> **THE EXERCISE**
Wherever a line holds the word "screenshot", copy that line out.
--------------------------------
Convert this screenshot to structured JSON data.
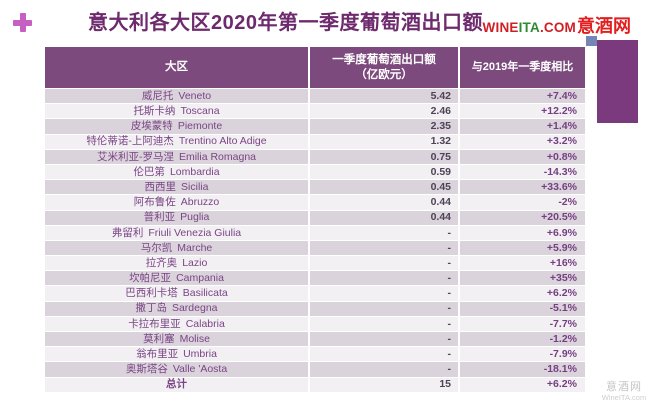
{
  "header": {
    "title": "意大利各大区2020年第一季度葡萄酒出口额",
    "logo": {
      "wine": "WINE",
      "ita": "ITA",
      "com": ".COM",
      "site_cn": "意酒网"
    }
  },
  "table": {
    "header": {
      "region": "大区",
      "export_line1": "一季度葡萄酒出口额",
      "export_line2": "（亿欧元）",
      "change": "与2019年一季度相比"
    }
  },
  "chart_data": {
    "type": "table",
    "title": "意大利各大区2020年第一季度葡萄酒出口额",
    "columns": [
      "大区",
      "一季度葡萄酒出口额（亿欧元）",
      "与2019年一季度相比"
    ],
    "rows": [
      {
        "cn": "威尼托",
        "it": "Veneto",
        "value": "5.42",
        "change": "+7.4%"
      },
      {
        "cn": "托斯卡纳",
        "it": "Toscana",
        "value": "2.46",
        "change": "+12.2%"
      },
      {
        "cn": "皮埃蒙特",
        "it": "Piemonte",
        "value": "2.35",
        "change": "+1.4%"
      },
      {
        "cn": "特伦蒂诺-上阿迪杰",
        "it": "Trentino Alto Adige",
        "value": "1.32",
        "change": "+3.2%"
      },
      {
        "cn": "艾米利亚-罗马涅",
        "it": "Emilia Romagna",
        "value": "0.75",
        "change": "+0.8%"
      },
      {
        "cn": "伦巴第",
        "it": "Lombardia",
        "value": "0.59",
        "change": "-14.3%"
      },
      {
        "cn": "西西里",
        "it": "Sicilia",
        "value": "0.45",
        "change": "+33.6%"
      },
      {
        "cn": "阿布鲁佐",
        "it": "Abruzzo",
        "value": "0.44",
        "change": "-2%"
      },
      {
        "cn": "普利亚",
        "it": "Puglia",
        "value": "0.44",
        "change": "+20.5%"
      },
      {
        "cn": "弗留利",
        "it": "Friuli Venezia Giulia",
        "value": "-",
        "change": "+6.9%"
      },
      {
        "cn": "马尔凯",
        "it": "Marche",
        "value": "-",
        "change": "+5.9%"
      },
      {
        "cn": "拉齐奥",
        "it": "Lazio",
        "value": "-",
        "change": "+16%"
      },
      {
        "cn": "坎帕尼亚",
        "it": "Campania",
        "value": "-",
        "change": "+35%"
      },
      {
        "cn": "巴西利卡塔",
        "it": "Basilicata",
        "value": "-",
        "change": "+6.2%"
      },
      {
        "cn": "撒丁岛",
        "it": "Sardegna",
        "value": "-",
        "change": "-5.1%"
      },
      {
        "cn": "卡拉布里亚",
        "it": "Calabria",
        "value": "-",
        "change": "-7.7%"
      },
      {
        "cn": "莫利塞",
        "it": "Molise",
        "value": "-",
        "change": "-1.2%"
      },
      {
        "cn": "翁布里亚",
        "it": "Umbria",
        "value": "-",
        "change": "-7.9%"
      },
      {
        "cn": "奥斯塔谷",
        "it": "Valle 'Aosta",
        "value": "-",
        "change": "-18.1%"
      }
    ],
    "total": {
      "label": "总计",
      "value": "15",
      "change": "+6.2%"
    }
  },
  "watermark": {
    "line1": "意酒网",
    "line2": "WineITA.com"
  },
  "colors": {
    "title": "#6d2a6d",
    "plus_icon": "#c55fc2",
    "logo_red": "#cf1f25",
    "logo_green": "#2f8a33",
    "header_bg": "#7d4a7e",
    "row_odd_bg": "#dad3db",
    "row_even_bg": "#f2f0f3",
    "decor_block": "#7c3a7e",
    "decor_square": "#7585b5"
  }
}
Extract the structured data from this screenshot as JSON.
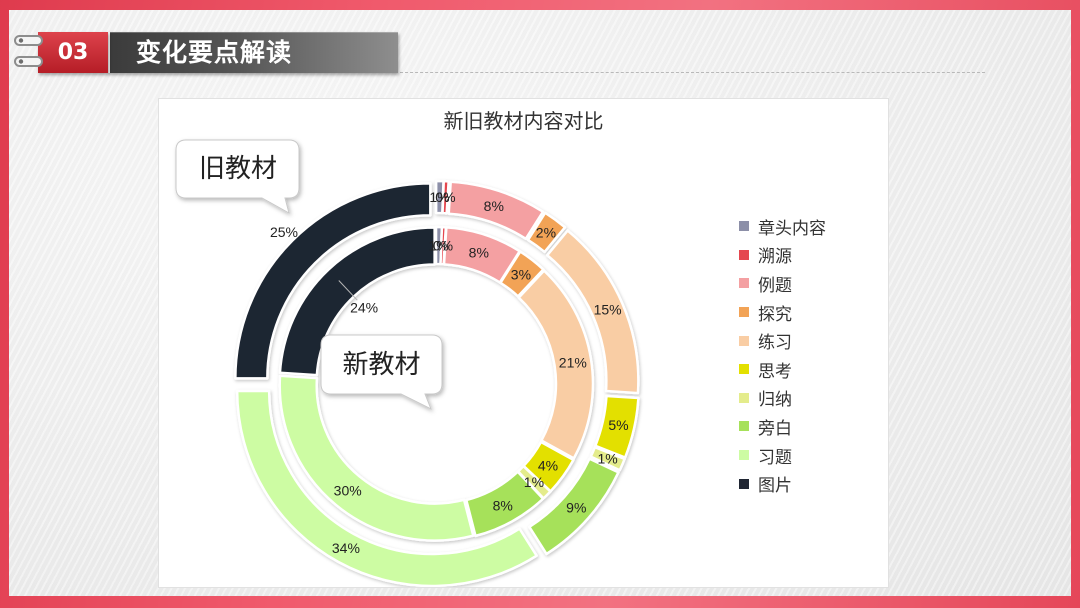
{
  "header": {
    "section_number": "03",
    "section_title": "变化要点解读"
  },
  "theme": {
    "accent": "#d8232e",
    "frame": "#f05a6c"
  },
  "chart_data": {
    "type": "pie",
    "title": "新旧教材内容对比",
    "categories": [
      "章头内容",
      "溯源",
      "例题",
      "探究",
      "练习",
      "思考",
      "归纳",
      "旁白",
      "习题",
      "图片"
    ],
    "colors": [
      "#8c8fa8",
      "#e5474f",
      "#f4a0a2",
      "#f2a356",
      "#f9cda4",
      "#e3e000",
      "#e4ec8c",
      "#a6e15a",
      "#cdfca3",
      "#1f2532"
    ],
    "series": [
      {
        "name": "旧教材",
        "values": [
          0.6,
          0.4,
          8,
          2,
          15,
          5,
          1,
          9,
          34,
          25
        ],
        "labels": [
          "1%",
          "0%",
          "8%",
          "2%",
          "15%",
          "5%",
          "1%",
          "9%",
          "34%",
          "25%"
        ]
      },
      {
        "name": "新教材",
        "values": [
          0.6,
          0.4,
          8,
          3,
          21,
          4,
          1,
          8,
          30,
          24
        ],
        "labels": [
          "1%",
          "0%",
          "8%",
          "3%",
          "21%",
          "4%",
          "1%",
          "8%",
          "30%",
          "24%"
        ]
      }
    ],
    "legend_position": "right"
  }
}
--------------------------------
> **RESULT FOR THIS TASK**
Convert this screenshot to structured JSON data.
Extract the structured data from this screenshot as JSON.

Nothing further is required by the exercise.